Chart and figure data
↓

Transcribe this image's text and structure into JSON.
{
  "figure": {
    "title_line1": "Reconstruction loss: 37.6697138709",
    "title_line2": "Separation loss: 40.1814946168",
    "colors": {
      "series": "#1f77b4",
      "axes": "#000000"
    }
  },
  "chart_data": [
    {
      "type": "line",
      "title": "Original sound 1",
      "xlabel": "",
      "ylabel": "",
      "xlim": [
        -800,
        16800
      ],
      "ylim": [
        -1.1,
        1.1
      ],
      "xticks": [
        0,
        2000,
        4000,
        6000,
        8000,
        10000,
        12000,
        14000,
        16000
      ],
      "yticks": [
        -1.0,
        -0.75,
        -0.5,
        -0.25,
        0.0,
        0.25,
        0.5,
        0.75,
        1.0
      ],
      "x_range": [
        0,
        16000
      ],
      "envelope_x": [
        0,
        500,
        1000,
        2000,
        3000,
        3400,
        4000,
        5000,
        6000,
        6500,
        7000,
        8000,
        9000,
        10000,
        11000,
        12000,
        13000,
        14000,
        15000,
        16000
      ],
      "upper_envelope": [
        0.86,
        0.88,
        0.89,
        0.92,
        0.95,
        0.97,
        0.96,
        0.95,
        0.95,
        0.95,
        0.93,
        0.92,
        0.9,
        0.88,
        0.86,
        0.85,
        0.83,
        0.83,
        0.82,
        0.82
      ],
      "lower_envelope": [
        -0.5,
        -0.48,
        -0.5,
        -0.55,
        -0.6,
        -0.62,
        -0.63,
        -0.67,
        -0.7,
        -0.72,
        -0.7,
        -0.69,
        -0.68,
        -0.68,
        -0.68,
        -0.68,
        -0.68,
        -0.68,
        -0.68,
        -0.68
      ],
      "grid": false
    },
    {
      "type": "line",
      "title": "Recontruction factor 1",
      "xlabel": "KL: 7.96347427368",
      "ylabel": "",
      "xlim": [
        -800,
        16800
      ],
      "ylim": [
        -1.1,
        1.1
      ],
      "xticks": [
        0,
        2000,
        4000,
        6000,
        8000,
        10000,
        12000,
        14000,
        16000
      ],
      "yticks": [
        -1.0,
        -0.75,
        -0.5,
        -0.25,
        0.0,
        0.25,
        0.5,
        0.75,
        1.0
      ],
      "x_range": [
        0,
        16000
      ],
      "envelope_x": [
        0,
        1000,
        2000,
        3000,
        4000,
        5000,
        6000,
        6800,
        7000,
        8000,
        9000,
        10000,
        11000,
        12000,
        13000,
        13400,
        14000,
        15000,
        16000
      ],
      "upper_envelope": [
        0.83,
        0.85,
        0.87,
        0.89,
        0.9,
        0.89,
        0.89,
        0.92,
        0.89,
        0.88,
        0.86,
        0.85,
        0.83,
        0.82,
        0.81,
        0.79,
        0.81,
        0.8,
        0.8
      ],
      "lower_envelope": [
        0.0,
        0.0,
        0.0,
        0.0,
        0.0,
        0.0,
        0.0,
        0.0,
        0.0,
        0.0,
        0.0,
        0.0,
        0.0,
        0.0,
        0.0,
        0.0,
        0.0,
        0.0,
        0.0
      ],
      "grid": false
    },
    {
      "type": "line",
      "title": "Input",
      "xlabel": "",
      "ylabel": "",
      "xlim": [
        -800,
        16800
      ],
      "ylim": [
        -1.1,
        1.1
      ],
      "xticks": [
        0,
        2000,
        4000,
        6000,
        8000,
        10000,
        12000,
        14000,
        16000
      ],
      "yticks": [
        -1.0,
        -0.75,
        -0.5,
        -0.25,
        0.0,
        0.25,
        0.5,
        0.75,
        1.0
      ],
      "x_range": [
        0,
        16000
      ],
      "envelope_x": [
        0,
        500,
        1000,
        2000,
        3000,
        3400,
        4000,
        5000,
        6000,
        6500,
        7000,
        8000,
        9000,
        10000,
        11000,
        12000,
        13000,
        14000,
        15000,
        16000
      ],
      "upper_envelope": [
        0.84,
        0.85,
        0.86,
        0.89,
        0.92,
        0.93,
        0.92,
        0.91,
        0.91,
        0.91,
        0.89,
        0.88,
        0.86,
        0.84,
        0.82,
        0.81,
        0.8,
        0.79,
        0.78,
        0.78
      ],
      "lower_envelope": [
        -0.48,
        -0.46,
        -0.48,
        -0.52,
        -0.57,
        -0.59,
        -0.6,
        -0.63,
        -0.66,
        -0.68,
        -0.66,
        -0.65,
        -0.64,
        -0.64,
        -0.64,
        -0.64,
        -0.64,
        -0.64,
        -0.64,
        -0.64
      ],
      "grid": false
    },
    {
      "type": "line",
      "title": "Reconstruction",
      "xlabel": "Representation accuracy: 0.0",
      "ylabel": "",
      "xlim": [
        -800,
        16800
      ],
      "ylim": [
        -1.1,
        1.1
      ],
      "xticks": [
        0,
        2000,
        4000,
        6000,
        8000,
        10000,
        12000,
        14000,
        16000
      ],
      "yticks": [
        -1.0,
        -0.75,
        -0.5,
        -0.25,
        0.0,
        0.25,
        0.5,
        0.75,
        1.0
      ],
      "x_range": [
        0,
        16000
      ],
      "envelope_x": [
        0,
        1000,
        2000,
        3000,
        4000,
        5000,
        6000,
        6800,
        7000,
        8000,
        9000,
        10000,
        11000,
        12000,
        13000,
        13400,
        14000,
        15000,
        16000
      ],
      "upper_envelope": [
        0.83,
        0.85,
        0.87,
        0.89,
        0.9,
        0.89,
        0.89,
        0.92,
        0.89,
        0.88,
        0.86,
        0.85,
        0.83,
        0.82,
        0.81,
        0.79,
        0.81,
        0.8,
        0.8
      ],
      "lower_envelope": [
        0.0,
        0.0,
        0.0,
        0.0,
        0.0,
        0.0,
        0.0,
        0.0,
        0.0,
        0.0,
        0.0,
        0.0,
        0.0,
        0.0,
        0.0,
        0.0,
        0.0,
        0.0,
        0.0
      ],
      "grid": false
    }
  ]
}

↑

What the task requires -> Nothing should be changed: write out all of the data as is.

Output of the exercise ->
Transcribe this image's text and structure into JSON.
{
  "figure": {
    "title_line1": "Reconstruction loss: 37.6697138709",
    "title_line2": "Separation loss: 40.1814946168",
    "colors": {
      "series": "#1f77b4",
      "axes": "#000000"
    }
  },
  "chart_data": [
    {
      "type": "line",
      "title": "Original sound 1",
      "xlabel": "",
      "ylabel": "",
      "xlim": [
        -800,
        16800
      ],
      "ylim": [
        -1.1,
        1.1
      ],
      "xticks": [
        0,
        2000,
        4000,
        6000,
        8000,
        10000,
        12000,
        14000,
        16000
      ],
      "yticks": [
        -1.0,
        -0.75,
        -0.5,
        -0.25,
        0.0,
        0.25,
        0.5,
        0.75,
        1.0
      ],
      "x_range": [
        0,
        16000
      ],
      "envelope_x": [
        0,
        500,
        1000,
        2000,
        3000,
        3400,
        4000,
        5000,
        6000,
        6500,
        7000,
        8000,
        9000,
        10000,
        11000,
        12000,
        13000,
        14000,
        15000,
        16000
      ],
      "upper_envelope": [
        0.86,
        0.88,
        0.89,
        0.92,
        0.95,
        0.97,
        0.96,
        0.95,
        0.95,
        0.95,
        0.93,
        0.92,
        0.9,
        0.88,
        0.86,
        0.85,
        0.83,
        0.83,
        0.82,
        0.82
      ],
      "lower_envelope": [
        -0.5,
        -0.48,
        -0.5,
        -0.55,
        -0.6,
        -0.62,
        -0.63,
        -0.67,
        -0.7,
        -0.72,
        -0.7,
        -0.69,
        -0.68,
        -0.68,
        -0.68,
        -0.68,
        -0.68,
        -0.68,
        -0.68,
        -0.68
      ],
      "grid": false
    },
    {
      "type": "line",
      "title": "Recontruction factor 1",
      "xlabel": "KL: 7.96347427368",
      "ylabel": "",
      "xlim": [
        -800,
        16800
      ],
      "ylim": [
        -1.1,
        1.1
      ],
      "xticks": [
        0,
        2000,
        4000,
        6000,
        8000,
        10000,
        12000,
        14000,
        16000
      ],
      "yticks": [
        -1.0,
        -0.75,
        -0.5,
        -0.25,
        0.0,
        0.25,
        0.5,
        0.75,
        1.0
      ],
      "x_range": [
        0,
        16000
      ],
      "envelope_x": [
        0,
        1000,
        2000,
        3000,
        4000,
        5000,
        6000,
        6800,
        7000,
        8000,
        9000,
        10000,
        11000,
        12000,
        13000,
        13400,
        14000,
        15000,
        16000
      ],
      "upper_envelope": [
        0.83,
        0.85,
        0.87,
        0.89,
        0.9,
        0.89,
        0.89,
        0.92,
        0.89,
        0.88,
        0.86,
        0.85,
        0.83,
        0.82,
        0.81,
        0.79,
        0.81,
        0.8,
        0.8
      ],
      "lower_envelope": [
        0.0,
        0.0,
        0.0,
        0.0,
        0.0,
        0.0,
        0.0,
        0.0,
        0.0,
        0.0,
        0.0,
        0.0,
        0.0,
        0.0,
        0.0,
        0.0,
        0.0,
        0.0,
        0.0
      ],
      "grid": false
    },
    {
      "type": "line",
      "title": "Input",
      "xlabel": "",
      "ylabel": "",
      "xlim": [
        -800,
        16800
      ],
      "ylim": [
        -1.1,
        1.1
      ],
      "xticks": [
        0,
        2000,
        4000,
        6000,
        8000,
        10000,
        12000,
        14000,
        16000
      ],
      "yticks": [
        -1.0,
        -0.75,
        -0.5,
        -0.25,
        0.0,
        0.25,
        0.5,
        0.75,
        1.0
      ],
      "x_range": [
        0,
        16000
      ],
      "envelope_x": [
        0,
        500,
        1000,
        2000,
        3000,
        3400,
        4000,
        5000,
        6000,
        6500,
        7000,
        8000,
        9000,
        10000,
        11000,
        12000,
        13000,
        14000,
        15000,
        16000
      ],
      "upper_envelope": [
        0.84,
        0.85,
        0.86,
        0.89,
        0.92,
        0.93,
        0.92,
        0.91,
        0.91,
        0.91,
        0.89,
        0.88,
        0.86,
        0.84,
        0.82,
        0.81,
        0.8,
        0.79,
        0.78,
        0.78
      ],
      "lower_envelope": [
        -0.48,
        -0.46,
        -0.48,
        -0.52,
        -0.57,
        -0.59,
        -0.6,
        -0.63,
        -0.66,
        -0.68,
        -0.66,
        -0.65,
        -0.64,
        -0.64,
        -0.64,
        -0.64,
        -0.64,
        -0.64,
        -0.64,
        -0.64
      ],
      "grid": false
    },
    {
      "type": "line",
      "title": "Reconstruction",
      "xlabel": "Representation accuracy: 0.0",
      "ylabel": "",
      "xlim": [
        -800,
        16800
      ],
      "ylim": [
        -1.1,
        1.1
      ],
      "xticks": [
        0,
        2000,
        4000,
        6000,
        8000,
        10000,
        12000,
        14000,
        16000
      ],
      "yticks": [
        -1.0,
        -0.75,
        -0.5,
        -0.25,
        0.0,
        0.25,
        0.5,
        0.75,
        1.0
      ],
      "x_range": [
        0,
        16000
      ],
      "envelope_x": [
        0,
        1000,
        2000,
        3000,
        4000,
        5000,
        6000,
        6800,
        7000,
        8000,
        9000,
        10000,
        11000,
        12000,
        13000,
        13400,
        14000,
        15000,
        16000
      ],
      "upper_envelope": [
        0.83,
        0.85,
        0.87,
        0.89,
        0.9,
        0.89,
        0.89,
        0.92,
        0.89,
        0.88,
        0.86,
        0.85,
        0.83,
        0.82,
        0.81,
        0.79,
        0.81,
        0.8,
        0.8
      ],
      "lower_envelope": [
        0.0,
        0.0,
        0.0,
        0.0,
        0.0,
        0.0,
        0.0,
        0.0,
        0.0,
        0.0,
        0.0,
        0.0,
        0.0,
        0.0,
        0.0,
        0.0,
        0.0,
        0.0,
        0.0
      ],
      "grid": false
    }
  ]
}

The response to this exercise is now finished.